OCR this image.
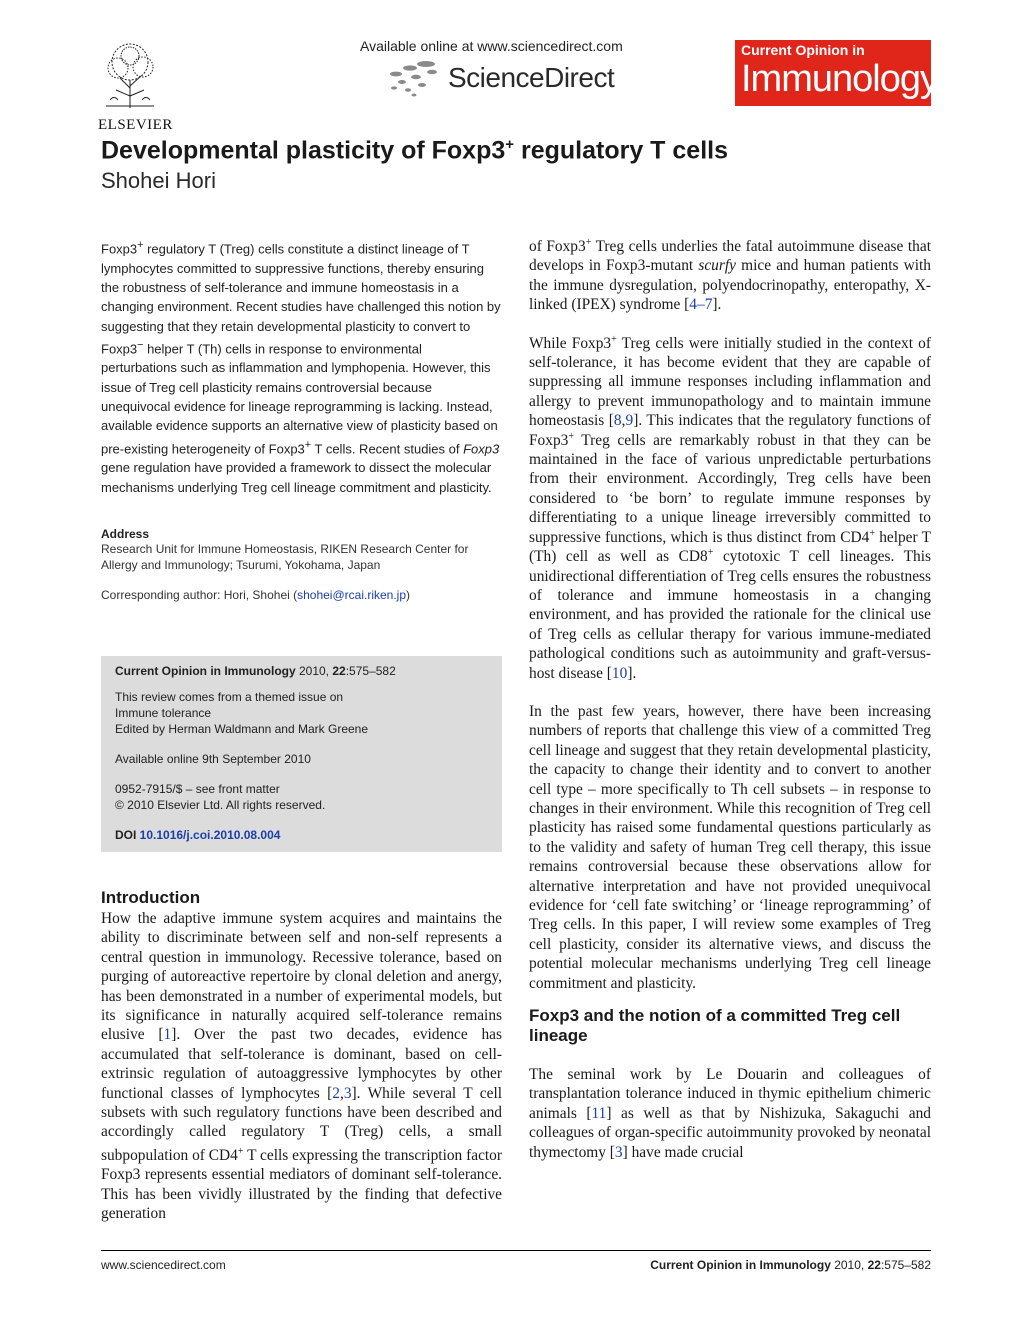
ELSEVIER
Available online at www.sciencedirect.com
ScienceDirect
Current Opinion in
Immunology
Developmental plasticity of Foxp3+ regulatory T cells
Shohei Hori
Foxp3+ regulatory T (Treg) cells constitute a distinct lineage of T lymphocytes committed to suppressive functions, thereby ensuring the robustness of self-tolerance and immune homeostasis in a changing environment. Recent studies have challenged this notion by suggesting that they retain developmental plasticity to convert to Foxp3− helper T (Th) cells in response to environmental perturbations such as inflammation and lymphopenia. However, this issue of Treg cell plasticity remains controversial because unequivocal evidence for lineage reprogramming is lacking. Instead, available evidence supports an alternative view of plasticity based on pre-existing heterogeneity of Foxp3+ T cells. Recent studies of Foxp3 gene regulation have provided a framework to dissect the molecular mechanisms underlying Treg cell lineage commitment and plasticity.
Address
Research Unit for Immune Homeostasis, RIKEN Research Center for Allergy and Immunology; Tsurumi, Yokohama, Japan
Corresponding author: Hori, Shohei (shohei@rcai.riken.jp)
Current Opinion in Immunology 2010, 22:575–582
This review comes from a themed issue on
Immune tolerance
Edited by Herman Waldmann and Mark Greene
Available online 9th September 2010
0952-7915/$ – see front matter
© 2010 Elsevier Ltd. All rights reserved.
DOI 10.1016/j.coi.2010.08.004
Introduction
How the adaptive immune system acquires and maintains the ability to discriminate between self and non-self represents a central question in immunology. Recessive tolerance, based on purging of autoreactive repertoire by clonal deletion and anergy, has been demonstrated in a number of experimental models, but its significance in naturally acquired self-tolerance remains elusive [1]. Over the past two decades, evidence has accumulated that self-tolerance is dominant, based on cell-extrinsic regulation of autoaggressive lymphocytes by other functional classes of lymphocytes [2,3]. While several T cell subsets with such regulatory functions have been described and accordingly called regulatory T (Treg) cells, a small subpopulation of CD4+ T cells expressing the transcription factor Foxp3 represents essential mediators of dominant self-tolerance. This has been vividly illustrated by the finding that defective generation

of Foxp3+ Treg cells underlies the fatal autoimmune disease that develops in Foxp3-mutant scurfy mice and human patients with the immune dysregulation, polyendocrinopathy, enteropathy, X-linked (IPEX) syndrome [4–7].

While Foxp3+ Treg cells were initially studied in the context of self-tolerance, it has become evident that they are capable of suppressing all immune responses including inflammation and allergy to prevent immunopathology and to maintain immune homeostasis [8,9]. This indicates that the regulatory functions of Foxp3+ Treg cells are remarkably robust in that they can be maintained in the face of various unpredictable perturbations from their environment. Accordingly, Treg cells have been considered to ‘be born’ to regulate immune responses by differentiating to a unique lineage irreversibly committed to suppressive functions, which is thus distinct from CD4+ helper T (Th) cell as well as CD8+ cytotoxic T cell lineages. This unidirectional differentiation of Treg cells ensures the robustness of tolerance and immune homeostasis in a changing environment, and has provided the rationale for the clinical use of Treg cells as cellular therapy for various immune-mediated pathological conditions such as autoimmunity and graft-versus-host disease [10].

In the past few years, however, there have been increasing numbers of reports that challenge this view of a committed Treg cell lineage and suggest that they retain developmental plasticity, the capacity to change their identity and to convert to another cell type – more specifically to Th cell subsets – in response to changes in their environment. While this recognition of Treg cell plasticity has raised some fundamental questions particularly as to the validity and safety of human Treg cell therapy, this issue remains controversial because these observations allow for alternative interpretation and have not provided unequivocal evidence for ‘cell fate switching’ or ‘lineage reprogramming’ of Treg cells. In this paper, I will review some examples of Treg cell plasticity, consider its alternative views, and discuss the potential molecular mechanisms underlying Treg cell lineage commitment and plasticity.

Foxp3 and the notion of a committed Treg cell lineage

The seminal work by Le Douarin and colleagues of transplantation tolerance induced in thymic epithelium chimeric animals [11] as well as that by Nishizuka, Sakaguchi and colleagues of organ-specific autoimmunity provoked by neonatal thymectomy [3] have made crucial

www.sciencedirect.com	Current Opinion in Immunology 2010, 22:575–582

◇ ◇ ◇ ◇ ◇ ◇ ◇

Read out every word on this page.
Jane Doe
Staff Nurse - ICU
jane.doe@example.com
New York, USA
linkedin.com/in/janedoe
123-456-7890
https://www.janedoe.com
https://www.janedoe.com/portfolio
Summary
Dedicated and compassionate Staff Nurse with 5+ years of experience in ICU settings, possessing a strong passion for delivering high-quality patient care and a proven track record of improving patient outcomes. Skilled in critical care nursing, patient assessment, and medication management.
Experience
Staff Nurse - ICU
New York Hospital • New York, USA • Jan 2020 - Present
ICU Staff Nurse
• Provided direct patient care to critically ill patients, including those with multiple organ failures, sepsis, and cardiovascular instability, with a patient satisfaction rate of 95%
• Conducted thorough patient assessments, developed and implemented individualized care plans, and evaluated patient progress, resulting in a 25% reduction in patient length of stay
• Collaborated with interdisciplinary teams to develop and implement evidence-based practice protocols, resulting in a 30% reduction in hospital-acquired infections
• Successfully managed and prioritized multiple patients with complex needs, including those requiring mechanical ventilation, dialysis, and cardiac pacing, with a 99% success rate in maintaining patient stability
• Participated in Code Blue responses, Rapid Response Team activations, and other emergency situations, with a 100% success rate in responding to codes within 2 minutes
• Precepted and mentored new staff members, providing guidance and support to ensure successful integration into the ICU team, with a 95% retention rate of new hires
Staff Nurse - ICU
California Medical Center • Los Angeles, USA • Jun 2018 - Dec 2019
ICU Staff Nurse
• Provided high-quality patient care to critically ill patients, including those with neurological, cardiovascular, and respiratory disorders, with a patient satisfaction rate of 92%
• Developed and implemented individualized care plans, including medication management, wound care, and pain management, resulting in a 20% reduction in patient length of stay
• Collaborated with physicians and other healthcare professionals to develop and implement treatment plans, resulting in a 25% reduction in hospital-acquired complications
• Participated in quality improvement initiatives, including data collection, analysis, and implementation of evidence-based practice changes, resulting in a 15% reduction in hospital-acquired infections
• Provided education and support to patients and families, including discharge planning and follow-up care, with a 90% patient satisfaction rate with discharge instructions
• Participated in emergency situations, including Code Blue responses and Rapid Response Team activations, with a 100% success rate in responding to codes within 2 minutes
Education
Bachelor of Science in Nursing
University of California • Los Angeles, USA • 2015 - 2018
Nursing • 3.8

◇ ◇ ◇ ◇ ◇ ◇ ◇

> [What you are asked to do]: For this exercise, gather every line of the data that contains the word "multiple".

> [Response for this exercise]:
• Provided direct patient care to critically ill patients, including those with multiple organ failures, sepsis, and cardiovascular instability, with a patient satisfaction rate of 95%
• Successfully managed and prioritized multiple patients with complex needs, including those requiring mechanical ventilation, dialysis, and cardiac pacing, with a 99% success rate in maintaining patient stability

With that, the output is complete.